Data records
========================================

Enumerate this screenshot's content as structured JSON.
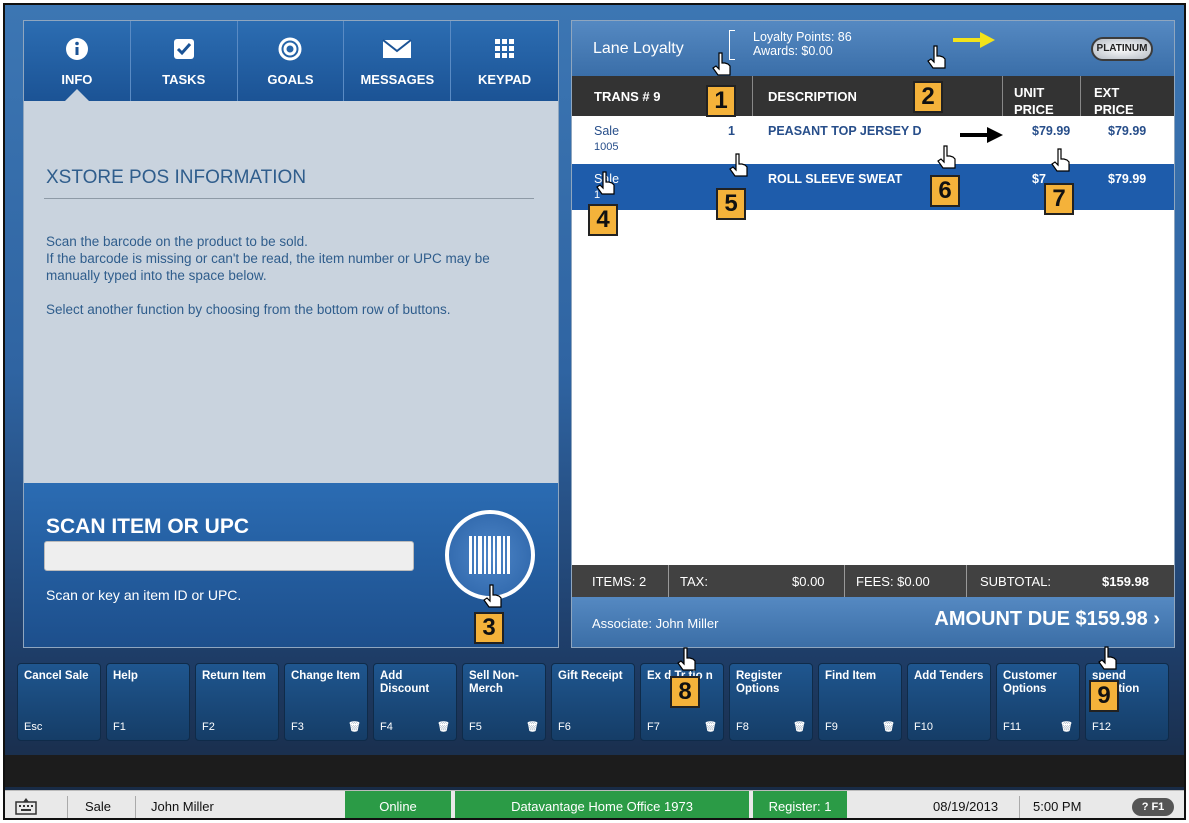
{
  "tabs": [
    {
      "label": "INFO",
      "icon": "info-icon"
    },
    {
      "label": "TASKS",
      "icon": "checkbox-icon"
    },
    {
      "label": "GOALS",
      "icon": "target-icon"
    },
    {
      "label": "MESSAGES",
      "icon": "envelope-icon"
    },
    {
      "label": "KEYPAD",
      "icon": "keypad-icon"
    }
  ],
  "info": {
    "title": "XSTORE POS INFORMATION",
    "line1": "Scan the barcode on the product to be sold.",
    "line2": "If the barcode is missing or can't be read, the item number or UPC may be manually typed into the space below.",
    "line3": "Select another function by choosing from the bottom row of buttons."
  },
  "scan": {
    "title": "SCAN ITEM OR UPC",
    "value": "",
    "hint": "Scan or key an item ID or UPC."
  },
  "loyalty": {
    "name": "Lane Loyalty",
    "points": "Loyalty Points: 86",
    "awards": "Awards: $0.00",
    "badge": "PLATINUM"
  },
  "transaction": {
    "headers": {
      "trans": "TRANS # 9",
      "description": "DESCRIPTION",
      "unit": "UNIT PRICE",
      "ext": "EXT PRICE"
    },
    "rows": [
      {
        "type": "Sale",
        "sku": "1005",
        "qty": "1",
        "description": "PEASANT TOP JERSEY D",
        "unit": "$79.99",
        "ext": "$79.99"
      },
      {
        "type": "Sale",
        "sku": "1",
        "qty": "",
        "description": "ROLL SLEEVE SWEAT",
        "unit": "$7",
        "ext": "$79.99"
      }
    ]
  },
  "totals": {
    "items": "ITEMS: 2",
    "tax_label": "TAX:",
    "tax": "$0.00",
    "fees": "FEES: $0.00",
    "subtotal_label": "SUBTOTAL:",
    "subtotal": "$159.98"
  },
  "due": {
    "associate": "Associate: John Miller",
    "amount": "AMOUNT DUE $159.98 ›"
  },
  "fkeys": [
    {
      "label": "Cancel Sale",
      "code": "Esc",
      "del": false
    },
    {
      "label": "Help",
      "code": "F1",
      "del": false
    },
    {
      "label": "Return Item",
      "code": "F2",
      "del": false
    },
    {
      "label": "Change Item",
      "code": "F3",
      "del": true
    },
    {
      "label": "Add Discount",
      "code": "F4",
      "del": true
    },
    {
      "label": "Sell Non-Merch",
      "code": "F5",
      "del": true
    },
    {
      "label": "Gift Receipt",
      "code": "F6",
      "del": false
    },
    {
      "label": "Ex      d Tr   tio n",
      "code": "F7",
      "del": true
    },
    {
      "label": "Register Options",
      "code": "F8",
      "del": true
    },
    {
      "label": "Find Item",
      "code": "F9",
      "del": true
    },
    {
      "label": "Add Tenders",
      "code": "F10",
      "del": false
    },
    {
      "label": "Customer Options",
      "code": "F11",
      "del": true
    },
    {
      "label": "   spend   nsaction",
      "code": "F12",
      "del": false
    }
  ],
  "status": {
    "mode": "Sale",
    "user": "John Miller",
    "online": "Online",
    "store": "Datavantage Home Office 1973",
    "register": "Register: 1",
    "date": "08/19/2013",
    "time": "5:00 PM",
    "help": "? F1"
  },
  "callouts": [
    "1",
    "2",
    "3",
    "4",
    "5",
    "6",
    "7",
    "8",
    "9"
  ],
  "colors": {
    "accent": "#1e5cab",
    "callout": "#f4b23a",
    "online": "#2b9b46"
  }
}
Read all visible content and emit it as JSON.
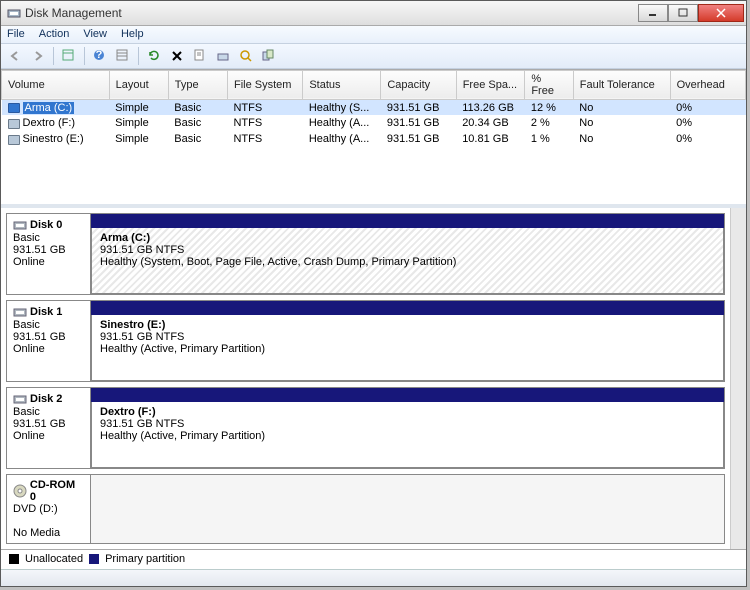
{
  "title": "Disk Management",
  "menu": {
    "file": "File",
    "action": "Action",
    "view": "View",
    "help": "Help"
  },
  "columns": [
    "Volume",
    "Layout",
    "Type",
    "File System",
    "Status",
    "Capacity",
    "Free Spa...",
    "% Free",
    "Fault Tolerance",
    "Overhead"
  ],
  "volumes": [
    {
      "name": "Arma (C:)",
      "layout": "Simple",
      "type": "Basic",
      "fs": "NTFS",
      "status": "Healthy (S...",
      "capacity": "931.51 GB",
      "free": "113.26 GB",
      "pct": "12 %",
      "ft": "No",
      "oh": "0%",
      "selected": true
    },
    {
      "name": "Dextro (F:)",
      "layout": "Simple",
      "type": "Basic",
      "fs": "NTFS",
      "status": "Healthy (A...",
      "capacity": "931.51 GB",
      "free": "20.34 GB",
      "pct": "2 %",
      "ft": "No",
      "oh": "0%",
      "selected": false
    },
    {
      "name": "Sinestro (E:)",
      "layout": "Simple",
      "type": "Basic",
      "fs": "NTFS",
      "status": "Healthy (A...",
      "capacity": "931.51 GB",
      "free": "10.81 GB",
      "pct": "1 %",
      "ft": "No",
      "oh": "0%",
      "selected": false
    }
  ],
  "disks": [
    {
      "label": "Disk 0",
      "type": "Basic",
      "size": "931.51 GB",
      "state": "Online",
      "vol": {
        "name": "Arma  (C:)",
        "info": "931.51 GB NTFS",
        "health": "Healthy (System, Boot, Page File, Active, Crash Dump, Primary Partition)",
        "hatched": true
      }
    },
    {
      "label": "Disk 1",
      "type": "Basic",
      "size": "931.51 GB",
      "state": "Online",
      "vol": {
        "name": "Sinestro  (E:)",
        "info": "931.51 GB NTFS",
        "health": "Healthy (Active, Primary Partition)",
        "hatched": false
      }
    },
    {
      "label": "Disk 2",
      "type": "Basic",
      "size": "931.51 GB",
      "state": "Online",
      "vol": {
        "name": "Dextro  (F:)",
        "info": "931.51 GB NTFS",
        "health": "Healthy (Active, Primary Partition)",
        "hatched": false
      }
    },
    {
      "label": "CD-ROM 0",
      "type": "DVD (D:)",
      "size": "",
      "state": "No Media",
      "vol": null
    }
  ],
  "legend": {
    "unallocated": "Unallocated",
    "primary": "Primary partition"
  }
}
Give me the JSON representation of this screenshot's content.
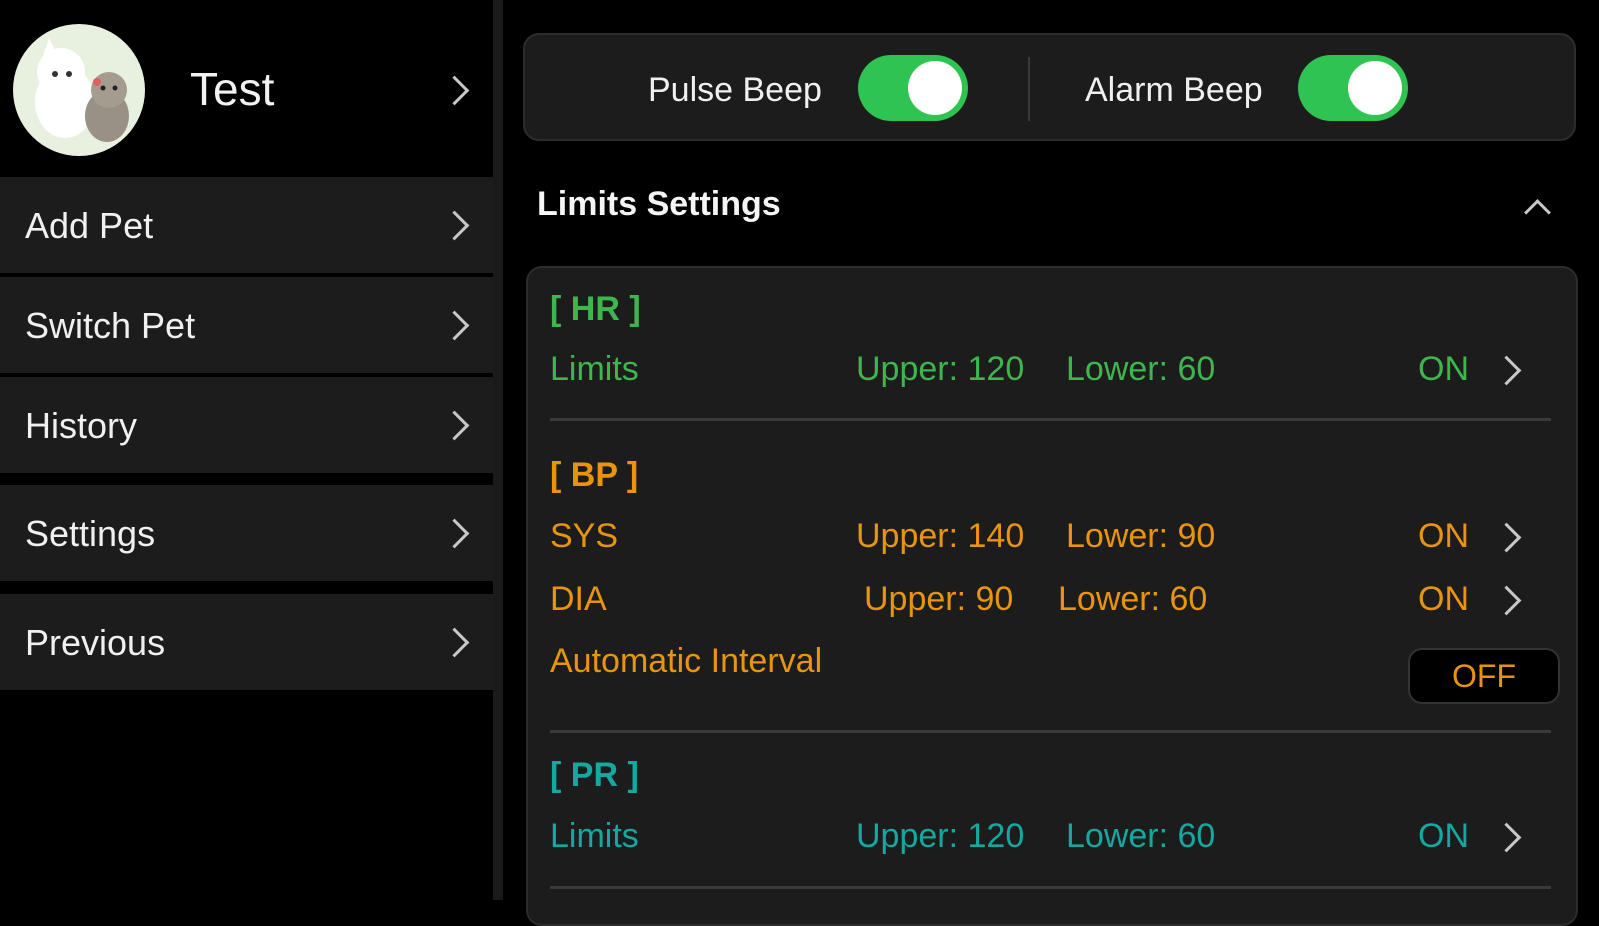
{
  "profile": {
    "name": "Test"
  },
  "menu": {
    "items": [
      {
        "label": "Add Pet"
      },
      {
        "label": "Switch Pet"
      },
      {
        "label": "History"
      },
      {
        "label": "Settings"
      },
      {
        "label": "Previous"
      }
    ]
  },
  "beeps": {
    "pulse": {
      "label": "Pulse Beep",
      "on": true
    },
    "alarm": {
      "label": "Alarm Beep",
      "on": true
    }
  },
  "limits": {
    "title": "Limits Settings",
    "hr": {
      "header": "[ HR ]",
      "row": {
        "label": "Limits",
        "upper": "Upper: 120",
        "lower": "Lower: 60",
        "state": "ON"
      }
    },
    "bp": {
      "header": "[ BP ]",
      "sys": {
        "label": "SYS",
        "upper": "Upper: 140",
        "lower": "Lower: 90",
        "state": "ON"
      },
      "dia": {
        "label": "DIA",
        "upper": "Upper: 90",
        "lower": "Lower: 60",
        "state": "ON"
      },
      "auto_interval": {
        "label": "Automatic Interval",
        "value": "OFF"
      }
    },
    "pr": {
      "header": "[ PR ]",
      "row": {
        "label": "Limits",
        "upper": "Upper: 120",
        "lower": "Lower: 60",
        "state": "ON"
      }
    }
  },
  "colors": {
    "hr": "#3fb54e",
    "bp": "#e8940e",
    "pr": "#15a8a0",
    "toggle_on": "#2fc451"
  }
}
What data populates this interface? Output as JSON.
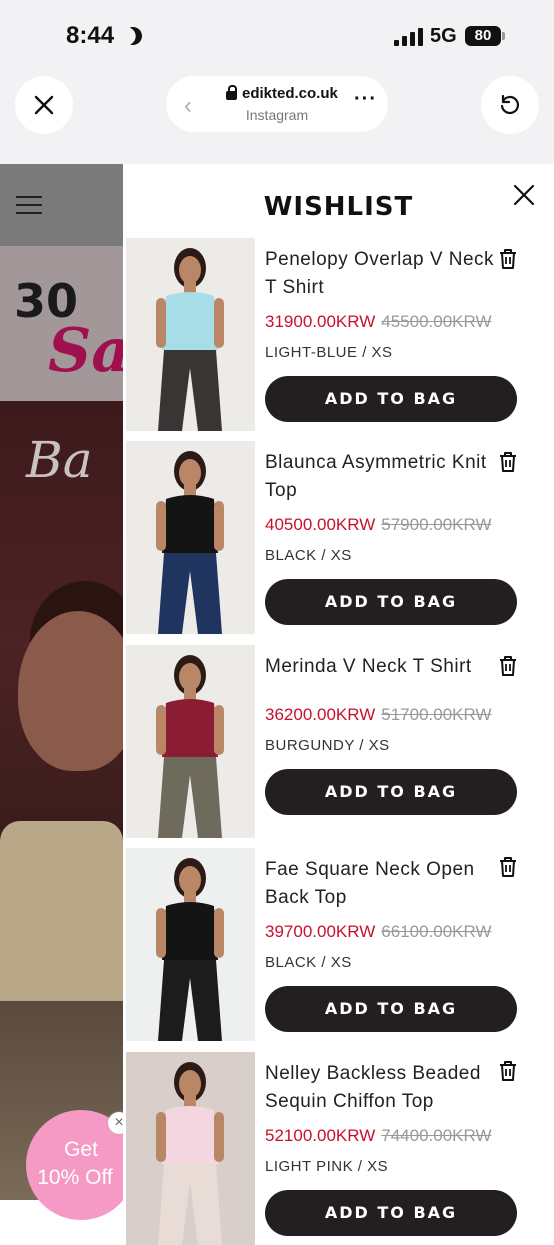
{
  "status_bar": {
    "time": "8:44",
    "network": "5G",
    "battery": "80"
  },
  "browser": {
    "url": "edikted.co.uk",
    "source": "Instagram"
  },
  "background": {
    "promo_number": "30",
    "promo_script": "Sa",
    "banner_script": "Ba",
    "popup_line1": "Get",
    "popup_line2": "10% Off"
  },
  "wishlist": {
    "title": "WISHLIST",
    "add_label": "ADD TO BAG",
    "items": [
      {
        "name": "Penelopy Overlap V Neck T Shirt",
        "price": "31900.00KRW",
        "was": "45500.00KRW",
        "variant": "LIGHT-BLUE / XS",
        "top_color": "#a7dde6",
        "bottom_color": "#3a3535",
        "bg": "#ecebe8"
      },
      {
        "name": "Blaunca Asymmetric Knit Top",
        "price": "40500.00KRW",
        "was": "57900.00KRW",
        "variant": "BLACK / XS",
        "top_color": "#141414",
        "bottom_color": "#1f3560",
        "bg": "#ecebe8"
      },
      {
        "name": "Merinda V Neck T Shirt",
        "price": "36200.00KRW",
        "was": "51700.00KRW",
        "variant": "BURGUNDY / XS",
        "top_color": "#8a1c33",
        "bottom_color": "#6e6a5c",
        "bg": "#ecebe8"
      },
      {
        "name": "Fae Square Neck Open Back Top",
        "price": "39700.00KRW",
        "was": "66100.00KRW",
        "variant": "BLACK / XS",
        "top_color": "#141414",
        "bottom_color": "#1c1c1c",
        "bg": "#eef0ef"
      },
      {
        "name": "Nelley Backless Beaded Sequin Chiffon Top",
        "price": "52100.00KRW",
        "was": "74400.00KRW",
        "variant": "LIGHT PINK / XS",
        "top_color": "#f3d6df",
        "bottom_color": "#e9dcd6",
        "bg": "#d8cfca"
      }
    ]
  }
}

========================================

◆ WHAT YOU SHOULD DO:
Only the number is wanted: how many lines of these entries contain the string "screenshot"?

◆ THE RESULT:
2